Figure record extracts:
--*--

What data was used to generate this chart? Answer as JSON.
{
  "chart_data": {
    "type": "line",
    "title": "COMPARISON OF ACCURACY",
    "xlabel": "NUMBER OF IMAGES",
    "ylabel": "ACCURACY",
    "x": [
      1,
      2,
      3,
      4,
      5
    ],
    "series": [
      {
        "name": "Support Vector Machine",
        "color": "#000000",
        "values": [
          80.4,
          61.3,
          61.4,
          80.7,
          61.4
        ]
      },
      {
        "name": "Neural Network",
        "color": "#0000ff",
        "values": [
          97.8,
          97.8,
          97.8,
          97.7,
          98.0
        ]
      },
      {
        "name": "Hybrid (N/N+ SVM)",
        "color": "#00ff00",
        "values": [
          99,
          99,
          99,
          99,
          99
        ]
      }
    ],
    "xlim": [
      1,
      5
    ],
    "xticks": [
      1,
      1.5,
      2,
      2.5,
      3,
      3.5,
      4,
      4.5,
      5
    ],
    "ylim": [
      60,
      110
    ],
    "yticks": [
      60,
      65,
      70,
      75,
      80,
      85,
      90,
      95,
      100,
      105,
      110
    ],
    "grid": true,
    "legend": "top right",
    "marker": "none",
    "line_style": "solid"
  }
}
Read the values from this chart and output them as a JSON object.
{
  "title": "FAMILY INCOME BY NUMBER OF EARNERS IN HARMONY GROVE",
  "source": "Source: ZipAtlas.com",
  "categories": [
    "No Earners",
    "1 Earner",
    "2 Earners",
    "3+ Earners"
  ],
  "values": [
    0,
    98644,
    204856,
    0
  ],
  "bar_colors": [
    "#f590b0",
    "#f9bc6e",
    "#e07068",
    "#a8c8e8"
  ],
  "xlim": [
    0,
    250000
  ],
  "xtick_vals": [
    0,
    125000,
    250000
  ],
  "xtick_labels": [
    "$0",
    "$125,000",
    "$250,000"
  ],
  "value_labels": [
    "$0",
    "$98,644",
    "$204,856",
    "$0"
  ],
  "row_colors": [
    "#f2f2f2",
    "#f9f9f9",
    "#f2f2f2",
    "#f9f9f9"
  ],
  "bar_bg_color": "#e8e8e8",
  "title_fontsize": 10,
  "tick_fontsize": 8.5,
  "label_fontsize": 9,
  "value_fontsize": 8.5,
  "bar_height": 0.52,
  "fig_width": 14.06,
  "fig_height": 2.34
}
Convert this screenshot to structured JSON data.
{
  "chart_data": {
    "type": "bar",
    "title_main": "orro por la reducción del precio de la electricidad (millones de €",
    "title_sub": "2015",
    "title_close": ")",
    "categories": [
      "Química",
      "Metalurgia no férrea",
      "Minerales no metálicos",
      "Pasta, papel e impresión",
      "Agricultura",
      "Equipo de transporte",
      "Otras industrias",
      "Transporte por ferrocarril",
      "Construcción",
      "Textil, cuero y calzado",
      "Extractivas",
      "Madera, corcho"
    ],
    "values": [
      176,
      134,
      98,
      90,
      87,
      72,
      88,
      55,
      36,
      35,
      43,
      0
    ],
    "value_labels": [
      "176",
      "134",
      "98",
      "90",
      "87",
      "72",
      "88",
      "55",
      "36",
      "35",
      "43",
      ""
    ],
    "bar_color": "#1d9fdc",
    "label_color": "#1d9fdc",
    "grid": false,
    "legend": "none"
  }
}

--*--

## Instruction
Every line from the one containing "Convert this screenshot" through the last line of the entries must be written out verbatim, and no other line.

## Response
Convert this screenshot to structured JSON data.
{
  "chart_data": {
    "type": "bar",
    "title_main": "orro por la reducción del precio de la electricidad (millones de €",
    "title_sub": "2015",
    "title_close": ")",
    "categories": [
      "Química",
      "Metalurgia no férrea",
      "Minerales no metálicos",
      "Pasta, papel e impresión",
      "Agricultura",
      "Equipo de transporte",
      "Otras industrias",
      "Transporte por ferrocarril",
      "Construcción",
      "Textil, cuero y calzado",
      "Extractivas",
      "Madera, corcho"
    ],
    "values": [
      176,
      134,
      98,
      90,
      87,
      72,
      88,
      55,
      36,
      35,
      43,
      0
    ],
    "value_labels": [
      "176",
      "134",
      "98",
      "90",
      "87",
      "72",
      "88",
      "55",
      "36",
      "35",
      "43",
      ""
    ],
    "bar_color": "#1d9fdc",
    "label_color": "#1d9fdc",
    "grid": false,
    "legend": "none"
  }
}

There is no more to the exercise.